> Exercise objective: Could you write out every entry exactly as it stands?

> Data for this task:
----------
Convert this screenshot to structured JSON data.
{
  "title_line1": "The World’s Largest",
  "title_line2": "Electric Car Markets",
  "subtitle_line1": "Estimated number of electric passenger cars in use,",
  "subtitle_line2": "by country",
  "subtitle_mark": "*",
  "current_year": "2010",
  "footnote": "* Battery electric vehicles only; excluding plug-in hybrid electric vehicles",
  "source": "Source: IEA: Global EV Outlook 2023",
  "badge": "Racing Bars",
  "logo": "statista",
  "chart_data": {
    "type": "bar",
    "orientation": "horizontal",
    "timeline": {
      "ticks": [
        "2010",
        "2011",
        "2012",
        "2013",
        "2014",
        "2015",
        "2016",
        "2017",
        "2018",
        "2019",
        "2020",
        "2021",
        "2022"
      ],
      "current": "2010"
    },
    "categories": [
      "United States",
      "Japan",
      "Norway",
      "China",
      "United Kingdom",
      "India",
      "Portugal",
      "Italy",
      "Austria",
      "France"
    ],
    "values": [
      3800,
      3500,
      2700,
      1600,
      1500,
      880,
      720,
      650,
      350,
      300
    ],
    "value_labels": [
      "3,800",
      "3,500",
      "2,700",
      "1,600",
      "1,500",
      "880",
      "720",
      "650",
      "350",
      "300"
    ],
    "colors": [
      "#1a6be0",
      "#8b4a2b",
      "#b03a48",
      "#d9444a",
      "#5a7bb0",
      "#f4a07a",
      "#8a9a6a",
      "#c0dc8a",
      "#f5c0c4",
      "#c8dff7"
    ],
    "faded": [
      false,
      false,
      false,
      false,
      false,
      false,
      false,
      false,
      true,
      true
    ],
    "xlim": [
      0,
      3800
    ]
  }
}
----------
> Full solution:
Convert this screenshot to structured JSON data.
{
  "title_line1": "The World’s Largest",
  "title_line2": "Electric Car Markets",
  "subtitle_line1": "Estimated number of electric passenger cars in use,",
  "subtitle_line2": "by country",
  "subtitle_mark": "*",
  "current_year": "2010",
  "footnote": "* Battery electric vehicles only; excluding plug-in hybrid electric vehicles",
  "source": "Source: IEA: Global EV Outlook 2023",
  "badge": "Racing Bars",
  "logo": "statista",
  "chart_data": {
    "type": "bar",
    "orientation": "horizontal",
    "timeline": {
      "ticks": [
        "2010",
        "2011",
        "2012",
        "2013",
        "2014",
        "2015",
        "2016",
        "2017",
        "2018",
        "2019",
        "2020",
        "2021",
        "2022"
      ],
      "current": "2010"
    },
    "categories": [
      "United States",
      "Japan",
      "Norway",
      "China",
      "United Kingdom",
      "India",
      "Portugal",
      "Italy",
      "Austria",
      "France"
    ],
    "values": [
      3800,
      3500,
      2700,
      1600,
      1500,
      880,
      720,
      650,
      350,
      300
    ],
    "value_labels": [
      "3,800",
      "3,500",
      "2,700",
      "1,600",
      "1,500",
      "880",
      "720",
      "650",
      "350",
      "300"
    ],
    "colors": [
      "#1a6be0",
      "#8b4a2b",
      "#b03a48",
      "#d9444a",
      "#5a7bb0",
      "#f4a07a",
      "#8a9a6a",
      "#c0dc8a",
      "#f5c0c4",
      "#c8dff7"
    ],
    "faded": [
      false,
      false,
      false,
      false,
      false,
      false,
      false,
      false,
      true,
      true
    ],
    "xlim": [
      0,
      3800
    ]
  }
}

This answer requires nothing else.